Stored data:
-=-=-

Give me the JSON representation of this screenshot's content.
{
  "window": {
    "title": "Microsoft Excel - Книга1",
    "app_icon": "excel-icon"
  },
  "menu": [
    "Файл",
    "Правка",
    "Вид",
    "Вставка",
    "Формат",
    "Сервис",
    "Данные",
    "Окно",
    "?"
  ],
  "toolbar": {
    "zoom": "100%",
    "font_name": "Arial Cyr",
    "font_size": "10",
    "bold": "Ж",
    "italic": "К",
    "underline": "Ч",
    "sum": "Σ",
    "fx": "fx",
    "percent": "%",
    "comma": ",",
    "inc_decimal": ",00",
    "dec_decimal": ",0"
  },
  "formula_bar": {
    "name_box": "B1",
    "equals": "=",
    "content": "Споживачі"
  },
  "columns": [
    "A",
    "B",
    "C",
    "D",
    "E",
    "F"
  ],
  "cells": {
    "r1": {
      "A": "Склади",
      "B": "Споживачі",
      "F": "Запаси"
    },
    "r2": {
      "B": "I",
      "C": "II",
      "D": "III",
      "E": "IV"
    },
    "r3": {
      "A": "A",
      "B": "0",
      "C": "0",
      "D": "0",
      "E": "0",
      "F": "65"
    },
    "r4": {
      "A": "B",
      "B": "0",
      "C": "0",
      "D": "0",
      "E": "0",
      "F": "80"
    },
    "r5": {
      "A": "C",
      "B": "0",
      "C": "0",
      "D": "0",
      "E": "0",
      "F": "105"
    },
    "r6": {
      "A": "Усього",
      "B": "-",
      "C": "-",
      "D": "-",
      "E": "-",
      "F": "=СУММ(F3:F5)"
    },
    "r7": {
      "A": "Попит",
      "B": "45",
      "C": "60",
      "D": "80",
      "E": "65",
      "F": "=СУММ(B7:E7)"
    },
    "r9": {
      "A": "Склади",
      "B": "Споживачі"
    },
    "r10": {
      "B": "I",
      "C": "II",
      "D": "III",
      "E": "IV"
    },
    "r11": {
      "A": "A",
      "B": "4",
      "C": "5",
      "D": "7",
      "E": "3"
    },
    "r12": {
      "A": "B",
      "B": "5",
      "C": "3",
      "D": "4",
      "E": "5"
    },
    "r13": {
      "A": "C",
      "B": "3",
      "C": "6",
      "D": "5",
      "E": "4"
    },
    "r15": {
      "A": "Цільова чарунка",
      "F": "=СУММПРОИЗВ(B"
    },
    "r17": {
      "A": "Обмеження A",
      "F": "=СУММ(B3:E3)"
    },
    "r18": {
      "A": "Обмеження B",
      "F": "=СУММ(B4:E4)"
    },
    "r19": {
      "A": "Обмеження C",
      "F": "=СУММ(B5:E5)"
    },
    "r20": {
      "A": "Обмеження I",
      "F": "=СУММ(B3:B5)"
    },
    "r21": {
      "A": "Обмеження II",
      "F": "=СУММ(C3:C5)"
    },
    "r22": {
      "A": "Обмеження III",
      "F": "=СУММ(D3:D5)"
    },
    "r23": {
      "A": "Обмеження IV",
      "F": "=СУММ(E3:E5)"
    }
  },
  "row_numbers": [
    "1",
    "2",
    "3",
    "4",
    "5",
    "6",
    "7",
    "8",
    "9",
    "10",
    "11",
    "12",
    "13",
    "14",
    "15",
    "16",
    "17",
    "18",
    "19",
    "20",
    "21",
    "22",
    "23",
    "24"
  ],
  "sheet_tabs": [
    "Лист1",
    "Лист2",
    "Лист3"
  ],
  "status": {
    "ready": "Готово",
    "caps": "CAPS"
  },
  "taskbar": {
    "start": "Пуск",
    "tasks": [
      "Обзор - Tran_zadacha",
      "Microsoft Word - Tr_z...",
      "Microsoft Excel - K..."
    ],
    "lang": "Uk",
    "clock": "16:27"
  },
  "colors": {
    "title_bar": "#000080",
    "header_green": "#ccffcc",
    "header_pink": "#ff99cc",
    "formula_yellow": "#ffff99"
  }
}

-=-=-

** PROMPT **
Extract every record. Keep wording exact.

** THE ANSWER **
Give me the JSON representation of this screenshot's content.
{
  "window": {
    "title": "Microsoft Excel - Книга1",
    "app_icon": "excel-icon"
  },
  "menu": [
    "Файл",
    "Правка",
    "Вид",
    "Вставка",
    "Формат",
    "Сервис",
    "Данные",
    "Окно",
    "?"
  ],
  "toolbar": {
    "zoom": "100%",
    "font_name": "Arial Cyr",
    "font_size": "10",
    "bold": "Ж",
    "italic": "К",
    "underline": "Ч",
    "sum": "Σ",
    "fx": "fx",
    "percent": "%",
    "comma": ",",
    "inc_decimal": ",00",
    "dec_decimal": ",0"
  },
  "formula_bar": {
    "name_box": "B1",
    "equals": "=",
    "content": "Споживачі"
  },
  "columns": [
    "A",
    "B",
    "C",
    "D",
    "E",
    "F"
  ],
  "cells": {
    "r1": {
      "A": "Склади",
      "B": "Споживачі",
      "F": "Запаси"
    },
    "r2": {
      "B": "I",
      "C": "II",
      "D": "III",
      "E": "IV"
    },
    "r3": {
      "A": "A",
      "B": "0",
      "C": "0",
      "D": "0",
      "E": "0",
      "F": "65"
    },
    "r4": {
      "A": "B",
      "B": "0",
      "C": "0",
      "D": "0",
      "E": "0",
      "F": "80"
    },
    "r5": {
      "A": "C",
      "B": "0",
      "C": "0",
      "D": "0",
      "E": "0",
      "F": "105"
    },
    "r6": {
      "A": "Усього",
      "B": "-",
      "C": "-",
      "D": "-",
      "E": "-",
      "F": "=СУММ(F3:F5)"
    },
    "r7": {
      "A": "Попит",
      "B": "45",
      "C": "60",
      "D": "80",
      "E": "65",
      "F": "=СУММ(B7:E7)"
    },
    "r9": {
      "A": "Склади",
      "B": "Споживачі"
    },
    "r10": {
      "B": "I",
      "C": "II",
      "D": "III",
      "E": "IV"
    },
    "r11": {
      "A": "A",
      "B": "4",
      "C": "5",
      "D": "7",
      "E": "3"
    },
    "r12": {
      "A": "B",
      "B": "5",
      "C": "3",
      "D": "4",
      "E": "5"
    },
    "r13": {
      "A": "C",
      "B": "3",
      "C": "6",
      "D": "5",
      "E": "4"
    },
    "r15": {
      "A": "Цільова чарунка",
      "F": "=СУММПРОИЗВ(B"
    },
    "r17": {
      "A": "Обмеження A",
      "F": "=СУММ(B3:E3)"
    },
    "r18": {
      "A": "Обмеження B",
      "F": "=СУММ(B4:E4)"
    },
    "r19": {
      "A": "Обмеження C",
      "F": "=СУММ(B5:E5)"
    },
    "r20": {
      "A": "Обмеження I",
      "F": "=СУММ(B3:B5)"
    },
    "r21": {
      "A": "Обмеження II",
      "F": "=СУММ(C3:C5)"
    },
    "r22": {
      "A": "Обмеження III",
      "F": "=СУММ(D3:D5)"
    },
    "r23": {
      "A": "Обмеження IV",
      "F": "=СУММ(E3:E5)"
    }
  },
  "row_numbers": [
    "1",
    "2",
    "3",
    "4",
    "5",
    "6",
    "7",
    "8",
    "9",
    "10",
    "11",
    "12",
    "13",
    "14",
    "15",
    "16",
    "17",
    "18",
    "19",
    "20",
    "21",
    "22",
    "23",
    "24"
  ],
  "sheet_tabs": [
    "Лист1",
    "Лист2",
    "Лист3"
  ],
  "status": {
    "ready": "Готово",
    "caps": "CAPS"
  },
  "taskbar": {
    "start": "Пуск",
    "tasks": [
      "Обзор - Tran_zadacha",
      "Microsoft Word - Tr_z...",
      "Microsoft Excel - K..."
    ],
    "lang": "Uk",
    "clock": "16:27"
  },
  "colors": {
    "title_bar": "#000080",
    "header_green": "#ccffcc",
    "header_pink": "#ff99cc",
    "formula_yellow": "#ffff99"
  }
}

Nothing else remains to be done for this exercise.